Riprendi l'articolo sull'attacco degli Usa contro la Siria e portalo avanti, partendo subito dopo la sua ultima frase.

**Brano da leggere:**
■ ■ ■ ■ ■

2017-04-07 07:11:00

Attacco degli Usa contro la Siria, lanciati 59 missili


Raid degli Usa contro la Siria. Il Pentagono ha annunciato di aver lanciato un attacco contro l’esercito di Assad, utilizzando 59 missili Tomahawk dai cacciatorpedinieri nel Mediterraneo orientale. Per il governatore di Homs nel raid ci sarebbero stati 4 morti. I particolari da Alessandro Guarasci:

 

Trump passa dalle parole ai fatti. Il presidente degli Usa annuncia l’attacco in risposta alla strage di civili con il gas del 4 aprile scorso attribuita al regime di Damasco. Sono 59 i missili Tomahawk lanciati da due cacciatorpedinieri Usa nel Mediterraneo orientale, e che hanno colpito alle  3.45 del mattino a Damasco - la base aerea di Shayrat, nel centro del Paese: la stessa da cui secondo fonti di intelligence sarebbero partiti i jet che martedi' hanno scaricato agenti chimici sulla provincia di Idlib, fatali per oltre 70 persone tra cui almeno 30 bambini.

■ ■ ■ ■ ■

**Estratto dei dati:**
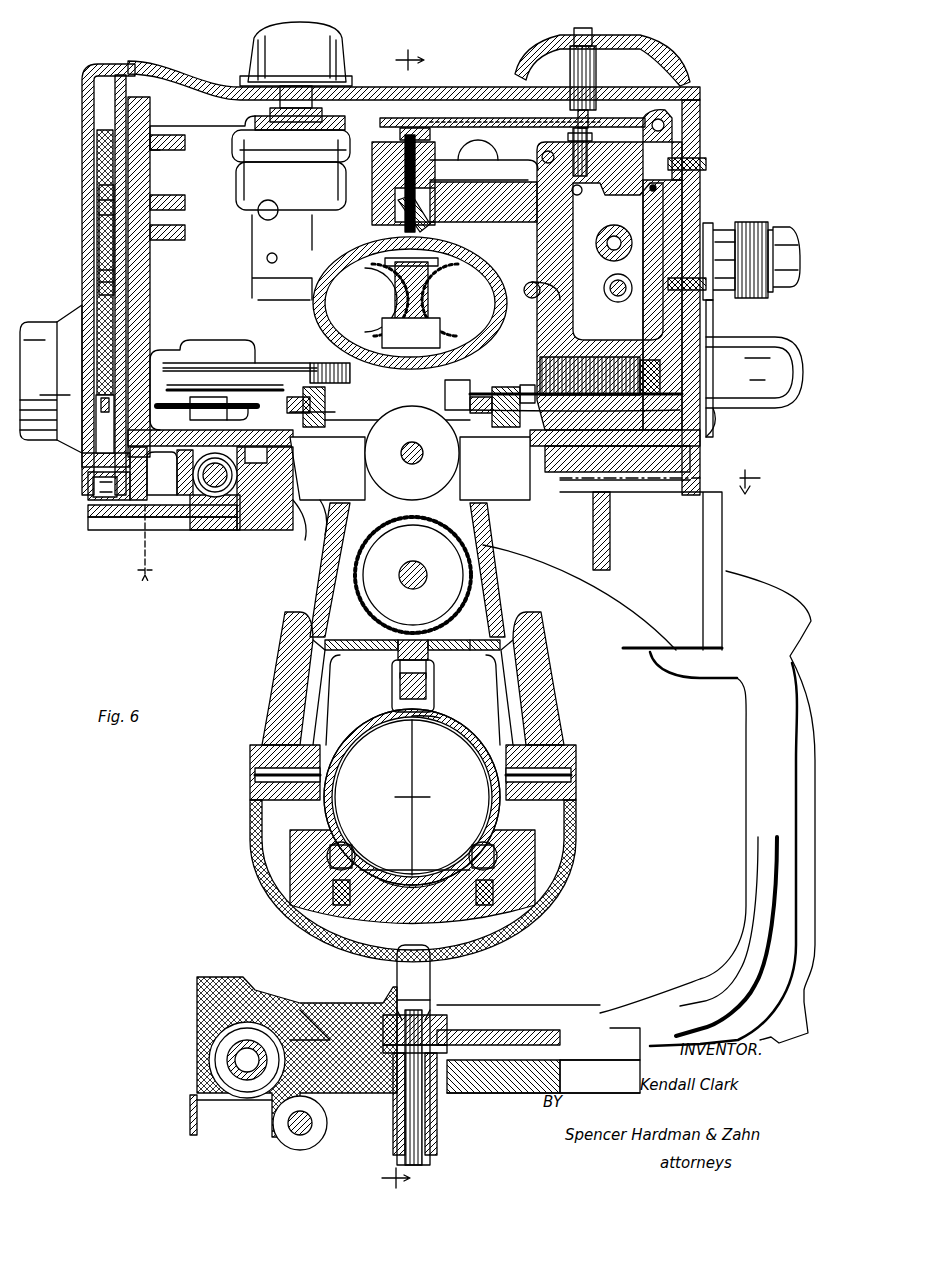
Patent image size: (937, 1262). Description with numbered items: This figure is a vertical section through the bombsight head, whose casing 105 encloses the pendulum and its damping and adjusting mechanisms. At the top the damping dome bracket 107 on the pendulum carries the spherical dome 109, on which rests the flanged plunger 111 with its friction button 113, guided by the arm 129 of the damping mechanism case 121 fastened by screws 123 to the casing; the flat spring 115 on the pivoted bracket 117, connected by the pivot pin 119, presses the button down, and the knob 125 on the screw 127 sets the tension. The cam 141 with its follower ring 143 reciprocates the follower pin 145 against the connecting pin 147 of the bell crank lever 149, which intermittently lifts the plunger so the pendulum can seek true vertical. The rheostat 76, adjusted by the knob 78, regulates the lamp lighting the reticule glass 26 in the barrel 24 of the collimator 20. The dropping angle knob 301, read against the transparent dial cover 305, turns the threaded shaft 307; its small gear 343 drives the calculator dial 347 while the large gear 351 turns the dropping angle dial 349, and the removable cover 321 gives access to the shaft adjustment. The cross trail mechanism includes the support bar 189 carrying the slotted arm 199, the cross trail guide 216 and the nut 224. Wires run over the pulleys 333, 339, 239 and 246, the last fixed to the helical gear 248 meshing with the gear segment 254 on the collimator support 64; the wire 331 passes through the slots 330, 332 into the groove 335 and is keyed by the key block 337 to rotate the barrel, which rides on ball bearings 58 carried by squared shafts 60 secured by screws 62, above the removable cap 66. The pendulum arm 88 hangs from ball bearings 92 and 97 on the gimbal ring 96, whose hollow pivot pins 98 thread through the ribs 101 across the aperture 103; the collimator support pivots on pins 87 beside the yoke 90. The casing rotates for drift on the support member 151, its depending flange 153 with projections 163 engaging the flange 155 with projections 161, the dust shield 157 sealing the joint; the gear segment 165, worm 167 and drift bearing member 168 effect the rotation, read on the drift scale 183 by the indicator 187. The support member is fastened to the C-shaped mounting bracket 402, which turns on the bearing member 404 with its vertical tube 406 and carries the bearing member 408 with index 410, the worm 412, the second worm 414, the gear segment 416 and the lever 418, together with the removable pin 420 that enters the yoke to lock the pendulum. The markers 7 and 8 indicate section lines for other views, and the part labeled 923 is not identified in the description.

The casing 105 is at (700, 200).
The calculator dial 347 is at (97, 64).
The transparent dial cover 305 is at (110, 62).
The large gear 351 is at (124, 72).
The dropping angle dial 349 is at (98, 230).
The small gear 343 is at (111, 424).
The dropping angle knob 301 is at (40, 322).
The knob 78 is at (255, 45).
The flanged plunger 111 is at (378, 128).
The flat spring 115 is at (432, 118).
The pivoted bracket 117 is at (540, 120).
The section line 8 is at (402, 611).
The rheostat 76 is at (242, 184).
The spherical surfaced dome 109 is at (355, 250).
The arm 129 is at (372, 205).
The friction button 113 is at (392, 230).
The knob 125 is at (655, 55).
The screw 127 is at (570, 60).
The pivot pin 119 is at (690, 115).
The damping mechanism case 121 is at (688, 150).
The screws 123 is at (706, 165).
The bell crank lever 149 is at (540, 270).
The connecting pin 147 is at (536, 296).
The eccentric or cam 141 is at (620, 258).
The follower ring 143 is at (632, 291).
The follower pin 145 is at (598, 302).
The removable cover 321 is at (802, 405).
The damping dome bracket 107 is at (318, 300).
The cross trail alignment slotted arm 199 is at (378, 300).
The cross trail guide member 216 is at (430, 300).
The nut 224 is at (411, 287).
The vertical rectangular support bar 189 is at (411, 333).
The worm 923 is at (475, 376).
The ball bearings 92 is at (563, 385).
The pulley 333 is at (575, 418).
The threaded shaft 307 is at (175, 370).
The pulley 339 is at (247, 417).
The hollow pivot pins 98 is at (300, 380).
The ball bearings 97 is at (411, 407).
The rectangular gimbal ring 96 is at (520, 420).
The ribs 101 is at (298, 415).
The large aperture 103 is at (397, 433).
The projections 161 is at (530, 455).
The depending circular flange 153 is at (555, 470).
The projections 163 is at (630, 481).
The section line 7 is at (430, 525).
The drift bearing member 168 is at (182, 500).
The gear segment 165 is at (222, 496).
The worm 167 is at (213, 490).
The drift scale 183 is at (88, 490).
The indicator 187 is at (85, 514).
The upwardly extending circular flange 155 is at (310, 520).
The dust shield 157 is at (326, 524).
The pulley 246 is at (413, 575).
The pulley 239 is at (415, 503).
The support member 151 is at (560, 568).
The pendulum arm 88 is at (288, 628).
The pivot pins 87 is at (252, 797).
The yoke 90 is at (264, 895).
The removable cap member 66 is at (412, 920).
The barrel 24 is at (380, 740).
The reticule glass 26 is at (412, 797).
The collimator 20 is at (432, 722).
The helical gear 248 is at (412, 635).
The slot 332 is at (462, 634).
The helical gear segment 254 is at (398, 650).
The slot 330 is at (413, 700).
The wire 331 is at (421, 678).
The collimator support 64 is at (428, 686).
The ball bearings 58 is at (413, 770).
The squared shafts 60 is at (400, 688).
The screws 62 is at (340, 900).
The groove 335 is at (412, 887).
The grooved key block 337 is at (415, 880).
The C-shaped mounting bracket 402 is at (745, 790).
The bearing member 408 is at (197, 1052).
The second worm 414 is at (262, 1097).
The gear segment 416 is at (285, 1092).
The worm 412 is at (327, 1128).
The index member 410 is at (192, 1137).
The bearing member 404 is at (455, 1095).
The lever 418 is at (530, 1093).
The removable pin 420 is at (397, 968).
The vertical tube 406 is at (440, 1138).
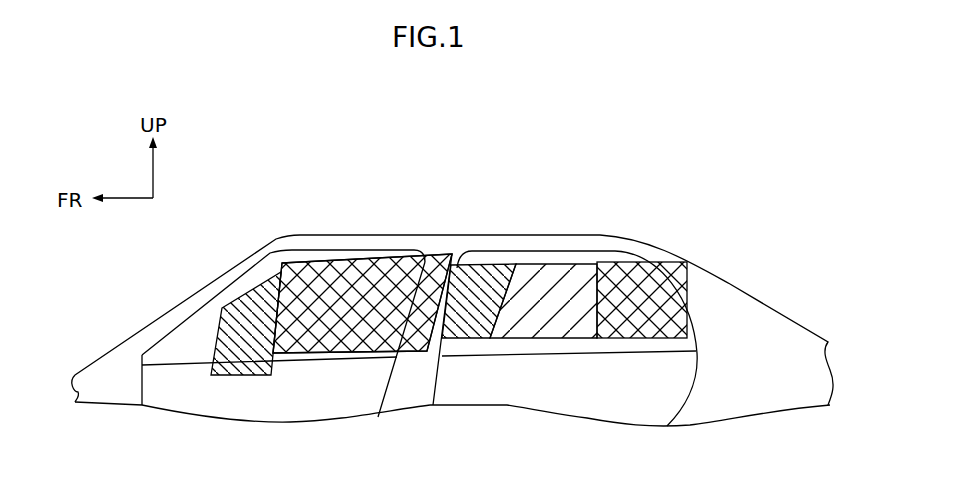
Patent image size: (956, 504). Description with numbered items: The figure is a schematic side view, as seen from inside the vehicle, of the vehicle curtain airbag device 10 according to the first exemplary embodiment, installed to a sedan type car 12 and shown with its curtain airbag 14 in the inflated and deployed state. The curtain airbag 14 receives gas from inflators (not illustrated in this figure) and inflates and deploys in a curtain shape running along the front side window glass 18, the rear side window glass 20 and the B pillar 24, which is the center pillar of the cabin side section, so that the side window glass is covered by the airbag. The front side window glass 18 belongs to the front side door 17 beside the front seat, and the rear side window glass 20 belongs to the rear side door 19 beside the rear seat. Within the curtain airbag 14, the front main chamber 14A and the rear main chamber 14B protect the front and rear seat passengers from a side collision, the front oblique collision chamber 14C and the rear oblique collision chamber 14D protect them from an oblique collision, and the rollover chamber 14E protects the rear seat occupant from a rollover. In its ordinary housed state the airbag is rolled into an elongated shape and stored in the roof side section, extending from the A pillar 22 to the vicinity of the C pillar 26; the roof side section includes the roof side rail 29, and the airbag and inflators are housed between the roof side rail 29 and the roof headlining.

The vehicle curtain airbag device 10 is at (447, 239).
The sedan type car 12 is at (808, 289).
The curtain airbag 14 is at (402, 255).
The front main chamber 14A is at (325, 263).
The rear main chamber 14B is at (628, 262).
The front oblique collision chamber 14C is at (243, 293).
The rear oblique collision chamber 14D is at (493, 263).
The rollover chamber 14E is at (573, 263).
The front side door 17 is at (283, 406).
The front side window glass 18 is at (182, 355).
The rear side door 19 is at (600, 404).
The rear side window glass 20 is at (518, 343).
The A pillar 22 is at (182, 302).
The B pillar 24 is at (405, 399).
The C pillar 26 is at (720, 273).
The roof side rail 29 is at (532, 235).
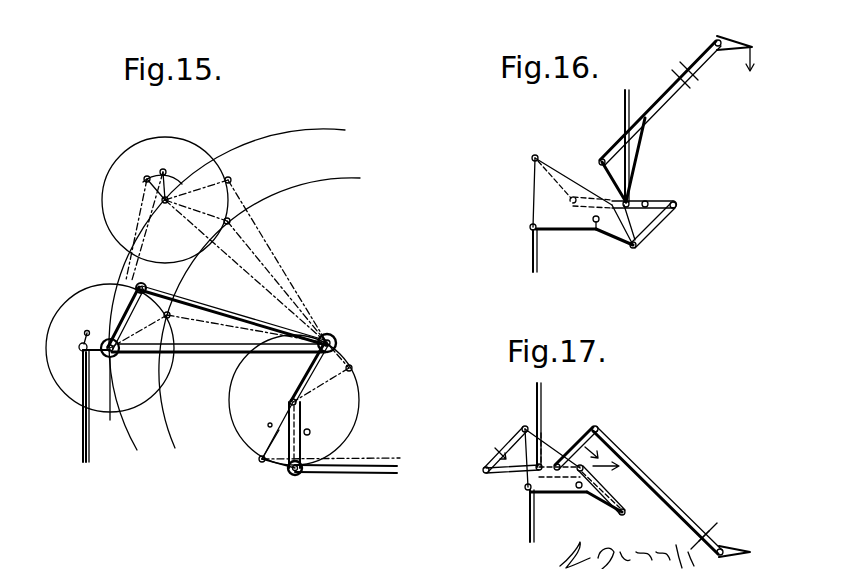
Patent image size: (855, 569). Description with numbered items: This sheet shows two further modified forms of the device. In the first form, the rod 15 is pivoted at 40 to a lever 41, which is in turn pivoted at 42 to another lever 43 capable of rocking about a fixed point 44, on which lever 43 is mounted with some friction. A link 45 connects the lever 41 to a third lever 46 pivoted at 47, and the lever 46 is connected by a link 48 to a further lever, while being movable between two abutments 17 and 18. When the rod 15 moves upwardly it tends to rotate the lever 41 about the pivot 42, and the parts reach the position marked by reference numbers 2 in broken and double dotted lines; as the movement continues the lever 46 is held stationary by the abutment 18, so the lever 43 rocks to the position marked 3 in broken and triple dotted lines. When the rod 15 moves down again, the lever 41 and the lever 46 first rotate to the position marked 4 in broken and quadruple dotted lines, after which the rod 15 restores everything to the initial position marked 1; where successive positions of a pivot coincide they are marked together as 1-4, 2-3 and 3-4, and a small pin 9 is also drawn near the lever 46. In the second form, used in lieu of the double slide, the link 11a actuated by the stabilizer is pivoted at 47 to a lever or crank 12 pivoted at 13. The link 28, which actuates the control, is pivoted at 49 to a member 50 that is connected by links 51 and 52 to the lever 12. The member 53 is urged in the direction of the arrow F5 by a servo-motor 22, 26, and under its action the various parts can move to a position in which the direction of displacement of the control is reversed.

In FIG. 15, the initial position 1 is at (78, 407).
In FIG. 15, the second position 2 is at (92, 380).
In FIG. 15, the third position 3 is at (229, 247).
In FIG. 15, the fourth position 4 is at (222, 248).
In FIG. 15, the pin 9 is at (268, 415).
In FIG. 15, the rod 15 is at (85, 407).
In FIG. 15, the abutment 17 is at (310, 432).
In FIG. 15, the abutment 18 is at (261, 444).
In FIG. 15, the pivot 40 is at (78, 348).
In FIG. 15, the lever 41 is at (123, 330).
In FIG. 15, the pivot 42 is at (105, 396).
In FIG. 15, the lever 43 is at (222, 343).
In FIG. 15, the fixed point 44 is at (348, 344).
In FIG. 15, the link 45 is at (234, 315).
In FIG. 15, the third lever 46 is at (302, 372).
In FIG. 15, the pivot 47 is at (290, 403).
In FIG. 16, the pivot 47 is at (530, 227).
In FIG. 15, the link 48 is at (351, 474).
In FIG. 15, the positions one to four 1-4 is at (335, 409).
In FIG. 15, the positions two to three 2-3 is at (324, 414).
In FIG. 15, the positions three to four 3-4 is at (244, 270).
In FIG. 16, the link 11a is at (531, 266).
In FIG. 17, the link 11a is at (528, 540).
In FIG. 16, the lever or crank 12 is at (580, 231).
In FIG. 17, the lever or crank 12 is at (568, 494).
In FIG. 16, the pivot 13 is at (597, 232).
In FIG. 16, the servo-motor 22 is at (648, 117).
In FIG. 17, the servo-motor 22 is at (664, 490).
In FIG. 16, the servo-motor 26 is at (740, 40).
In FIG. 17, the servo-motor 26 is at (738, 545).
In FIG. 16, the link 28 is at (624, 107).
In FIG. 17, the link 28 is at (535, 395).
In FIG. 16, the pivot 49 is at (647, 231).
In FIG. 16, the member 50 is at (663, 200).
In FIG. 16, the link 51 is at (573, 196).
In FIG. 17, the link 51 is at (513, 441).
In FIG. 16, the link 52 is at (666, 218).
In FIG. 17, the link 52 is at (590, 497).
In FIG. 16, the member 53 is at (612, 176).
In FIG. 17, the member 53 is at (580, 444).
In FIG. 16, the arrow F5 is at (763, 56).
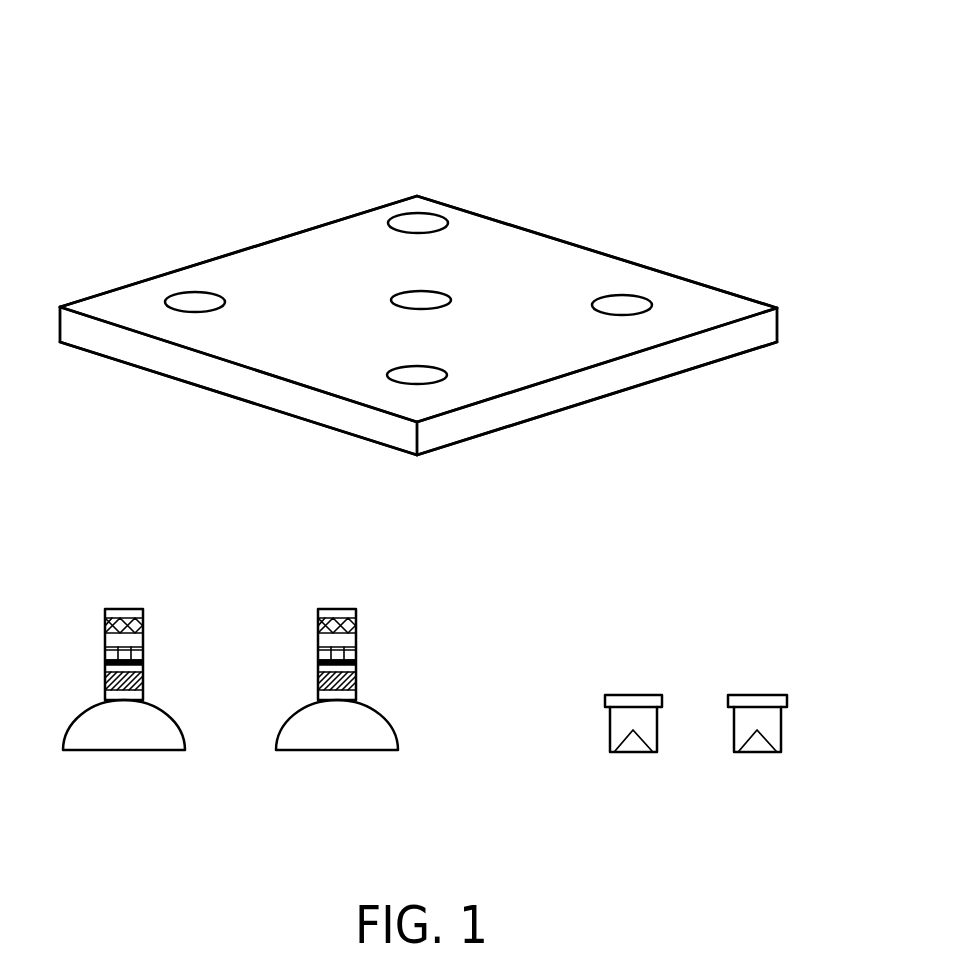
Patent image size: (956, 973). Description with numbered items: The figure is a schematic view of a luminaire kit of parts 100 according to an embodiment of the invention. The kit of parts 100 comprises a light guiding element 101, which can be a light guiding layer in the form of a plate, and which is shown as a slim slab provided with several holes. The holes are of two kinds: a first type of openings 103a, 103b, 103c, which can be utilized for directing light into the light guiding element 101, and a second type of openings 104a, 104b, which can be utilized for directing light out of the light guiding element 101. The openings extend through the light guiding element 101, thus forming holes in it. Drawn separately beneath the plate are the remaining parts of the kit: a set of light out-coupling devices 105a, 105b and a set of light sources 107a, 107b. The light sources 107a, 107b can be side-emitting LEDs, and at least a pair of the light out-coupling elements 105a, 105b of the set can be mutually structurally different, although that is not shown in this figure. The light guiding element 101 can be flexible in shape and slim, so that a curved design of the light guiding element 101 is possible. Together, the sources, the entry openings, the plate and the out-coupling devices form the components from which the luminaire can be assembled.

The luminaire kit of parts 100 is at (133, 101).
The light guiding element 101 is at (560, 238).
The first type of opening 103a is at (178, 292).
The first type of opening 103b is at (400, 216).
The first type of opening 103c is at (397, 386).
The second type of opening 104a is at (396, 293).
The second type of opening 104b is at (645, 316).
The light out-coupling device 105a is at (143, 680).
The light out-coupling device 105b is at (356, 680).
The light source 107a is at (622, 755).
The light source 107b is at (747, 755).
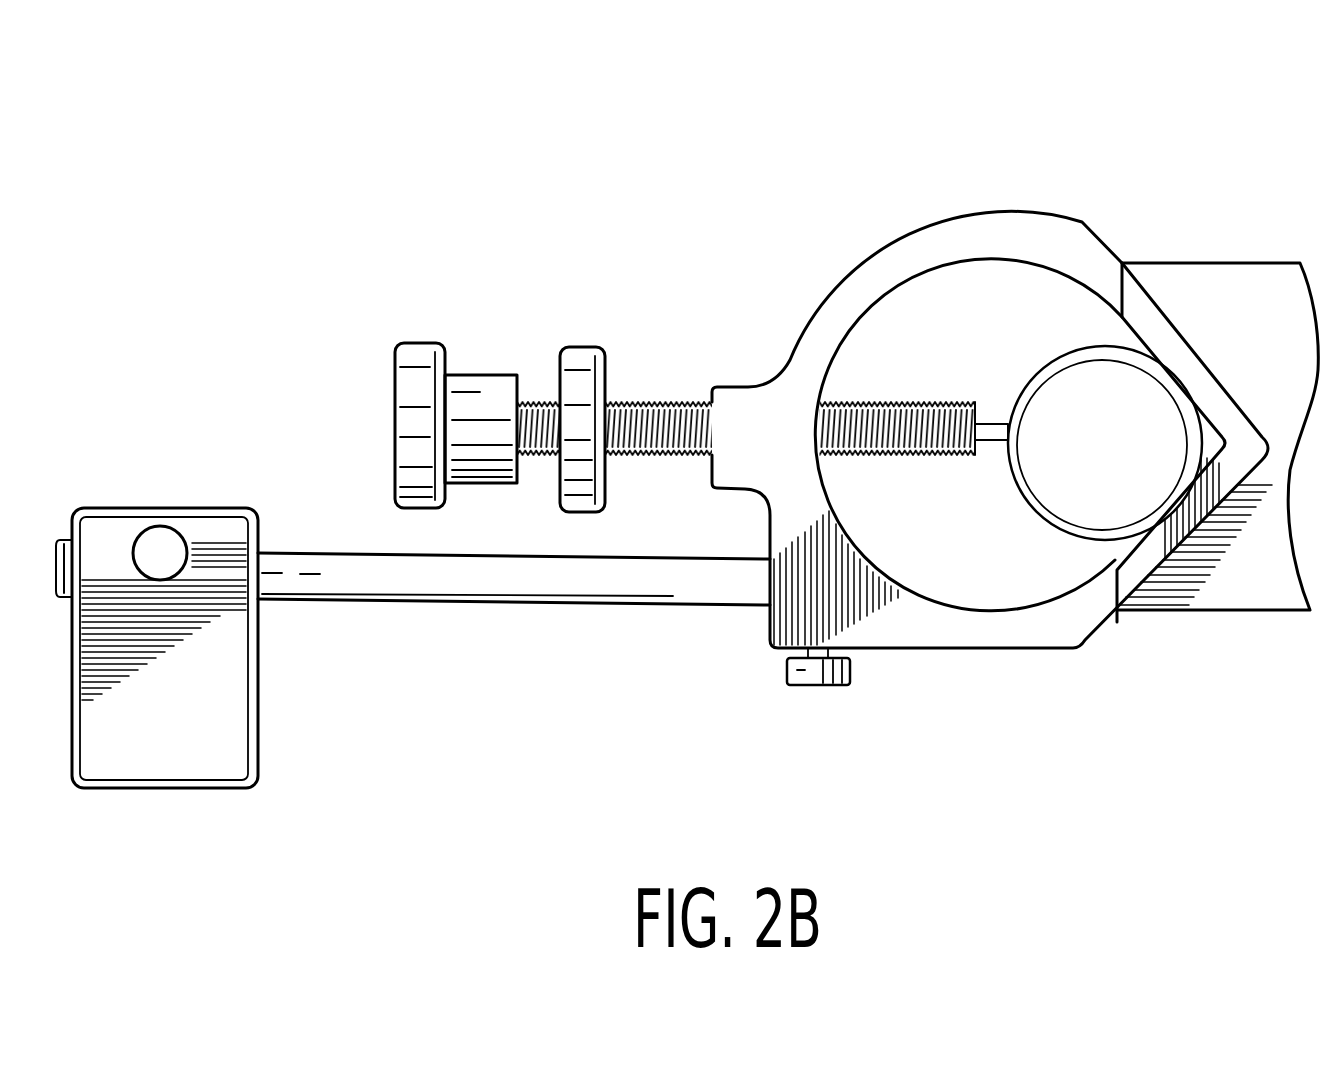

■ ■ ■ ■ ■

**Risposta qui sotto:**
Trump ha giustificato l’attacco “nel vitale interesse della sicurezza nazionale degli Stati Uniti evitare e impedire l'uso di letali armi chimiche”. Poi un appello al mondo, ai "paesi civilizzati", affinché si uniscano agli Usa per ''mettere fine – ha detto - al massacro e al bagno di sangue'' in Siria. Una decisione maturata martedi scorso. Il Pentagono ha fatto sapere che l'attacco Usa contro la base aerea in Siria ha "ridotto la capacità del governo siriano di utilizzare armi chimiche”. Per la Russia, però, informata del raid, questo potrebbe peggiorare i rapporti tra Mosca e Washington.

 

Sulla possibilità di un’escalation militare Massimiliano Menichetti ha intervistato Pietro Batacchi direttore di Rivista Italiana Difesa:

R. – Ritengo e mi auguro di no, perché un’escalation nuocerebbe a tutti: nuocerebbe agli Stati Uniti, nuocerebbe alla Russia e non è un caso che quest’ultima sia stata avvertita con lauto anticipo rispetto al raid americano – ovviamente poi i russi hanno provveduto ad avvertire i siriani -; si tratta di un raid eminentemente politico, un messaggio rivolto ad Assad e soprattutto - aggiungo - a Kim Jong-un perché nel bel mezzo della crisi nordcoreana sul nucleare, l’America non poteva permettersi che un utilizzo anche presunto di armi chimiche potesse passare senza risposta americana.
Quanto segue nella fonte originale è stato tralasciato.